BRIEF: Collect every line of the listing below that contains the string "range". Upper and lower case must match.

##############################

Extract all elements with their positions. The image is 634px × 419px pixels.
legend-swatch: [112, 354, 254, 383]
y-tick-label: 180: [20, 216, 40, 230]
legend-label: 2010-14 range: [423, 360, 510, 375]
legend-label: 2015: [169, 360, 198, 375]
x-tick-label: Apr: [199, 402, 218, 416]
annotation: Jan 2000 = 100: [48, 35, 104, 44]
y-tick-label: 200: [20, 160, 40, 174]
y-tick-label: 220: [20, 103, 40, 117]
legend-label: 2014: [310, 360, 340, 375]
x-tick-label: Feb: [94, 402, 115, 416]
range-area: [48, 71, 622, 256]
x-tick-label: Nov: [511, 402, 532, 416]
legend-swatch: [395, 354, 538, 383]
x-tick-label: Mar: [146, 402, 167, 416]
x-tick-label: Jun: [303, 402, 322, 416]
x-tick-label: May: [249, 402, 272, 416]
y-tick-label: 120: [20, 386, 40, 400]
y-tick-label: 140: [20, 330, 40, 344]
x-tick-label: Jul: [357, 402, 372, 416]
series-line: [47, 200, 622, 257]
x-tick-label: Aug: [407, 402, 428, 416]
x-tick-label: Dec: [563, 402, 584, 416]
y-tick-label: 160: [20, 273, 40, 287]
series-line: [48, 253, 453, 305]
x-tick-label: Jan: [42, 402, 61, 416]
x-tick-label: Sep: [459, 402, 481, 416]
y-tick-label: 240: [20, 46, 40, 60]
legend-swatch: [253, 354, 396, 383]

##############################

RESPONSE FOR THIS EXERCISE:
legend-label: 2010-14 range: [423, 360, 510, 375]
range-area: [48, 71, 622, 256]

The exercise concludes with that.